Write out the material exactly, without any of its pictures.

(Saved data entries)
================

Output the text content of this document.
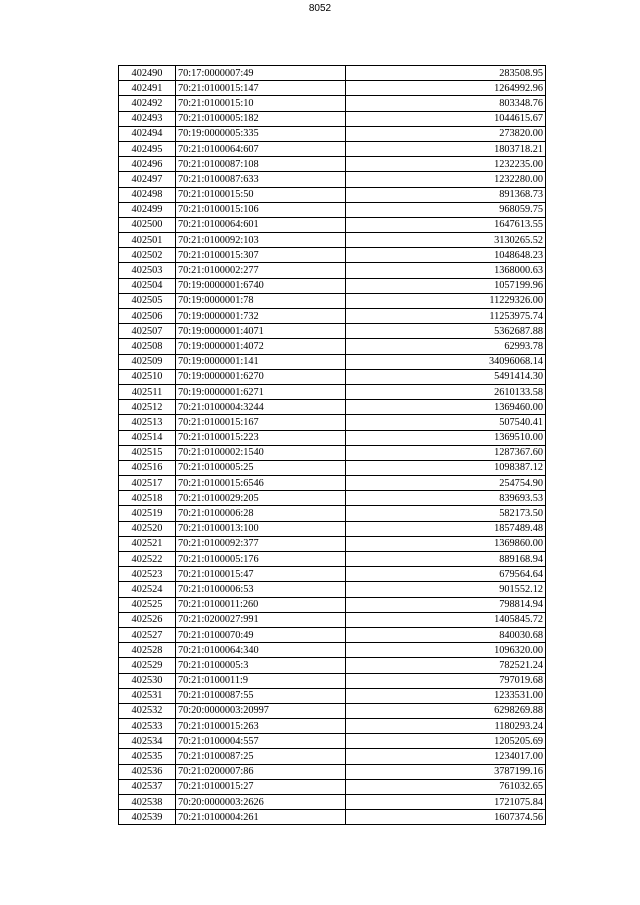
8052
402490	70:17:0000007:49	283508.95
402491	70:21:0100015:147	1264992.96
402492	70:21:0100015:10	803348.76
402493	70:21:0100005:182	1044615.67
402494	70:19:0000005:335	273820.00
402495	70:21:0100064:607	1803718.21
402496	70:21:0100087:108	1232235.00
402497	70:21:0100087:633	1232280.00
402498	70:21:0100015:50	891368.73
402499	70:21:0100015:106	968059.75
402500	70:21:0100064:601	1647613.55
402501	70:21:0100092:103	3130265.52
402502	70:21:0100015:307	1048648.23
402503	70:21:0100002:277	1368000.63
402504	70:19:0000001:6740	1057199.96
402505	70:19:0000001:78	11229326.00
402506	70:19:0000001:732	11253975.74
402507	70:19:0000001:4071	5362687.88
402508	70:19:0000001:4072	62993.78
402509	70:19:0000001:141	34096068.14
402510	70:19:0000001:6270	5491414.30
402511	70:19:0000001:6271	2610133.58
402512	70:21:0100004:3244	1369460.00
402513	70:21:0100015:167	507540.41
402514	70:21:0100015:223	1369510.00
402515	70:21:0100002:1540	1287367.60
402516	70:21:0100005:25	1098387.12
402517	70:21:0100015:6546	254754.90
402518	70:21:0100029:205	839693.53
402519	70:21:0100006:28	582173.50
402520	70:21:0100013:100	1857489.48
402521	70:21:0100092:377	1369860.00
402522	70:21:0100005:176	889168.94
402523	70:21:0100015:47	679564.64
402524	70:21:0100006:53	901552.12
402525	70:21:0100011:260	798814.94
402526	70:21:0200027:991	1405845.72
402527	70:21:0100070:49	840030.68
402528	70:21:0100064:340	1096320.00
402529	70:21:0100005:3	782521.24
402530	70:21:0100011:9	797019.68
402531	70:21:0100087:55	1233531.00
402532	70:20:0000003:20997	6298269.88
402533	70:21:0100015:263	1180293.24
402534	70:21:0100004:557	1205205.69
402535	70:21:0100087:25	1234017.00
402536	70:21:0200007:86	3787199.16
402537	70:21:0100015:27	761032.65
402538	70:20:0000003:2626	1721075.84
402539	70:21:0100004:261	1607374.56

================

## EXPECTED OUTPUT
Output the text content of this document.
8052
402490	70:17:0000007:49	283508.95
402491	70:21:0100015:147	1264992.96
402492	70:21:0100015:10	803348.76
402493	70:21:0100005:182	1044615.67
402494	70:19:0000005:335	273820.00
402495	70:21:0100064:607	1803718.21
402496	70:21:0100087:108	1232235.00
402497	70:21:0100087:633	1232280.00
402498	70:21:0100015:50	891368.73
402499	70:21:0100015:106	968059.75
402500	70:21:0100064:601	1647613.55
402501	70:21:0100092:103	3130265.52
402502	70:21:0100015:307	1048648.23
402503	70:21:0100002:277	1368000.63
402504	70:19:0000001:6740	1057199.96
402505	70:19:0000001:78	11229326.00
402506	70:19:0000001:732	11253975.74
402507	70:19:0000001:4071	5362687.88
402508	70:19:0000001:4072	62993.78
402509	70:19:0000001:141	34096068.14
402510	70:19:0000001:6270	5491414.30
402511	70:19:0000001:6271	2610133.58
402512	70:21:0100004:3244	1369460.00
402513	70:21:0100015:167	507540.41
402514	70:21:0100015:223	1369510.00
402515	70:21:0100002:1540	1287367.60
402516	70:21:0100005:25	1098387.12
402517	70:21:0100015:6546	254754.90
402518	70:21:0100029:205	839693.53
402519	70:21:0100006:28	582173.50
402520	70:21:0100013:100	1857489.48
402521	70:21:0100092:377	1369860.00
402522	70:21:0100005:176	889168.94
402523	70:21:0100015:47	679564.64
402524	70:21:0100006:53	901552.12
402525	70:21:0100011:260	798814.94
402526	70:21:0200027:991	1405845.72
402527	70:21:0100070:49	840030.68
402528	70:21:0100064:340	1096320.00
402529	70:21:0100005:3	782521.24
402530	70:21:0100011:9	797019.68
402531	70:21:0100087:55	1233531.00
402532	70:20:0000003:20997	6298269.88
402533	70:21:0100015:263	1180293.24
402534	70:21:0100004:557	1205205.69
402535	70:21:0100087:25	1234017.00
402536	70:21:0200007:86	3787199.16
402537	70:21:0100015:27	761032.65
402538	70:20:0000003:2626	1721075.84
402539	70:21:0100004:261	1607374.56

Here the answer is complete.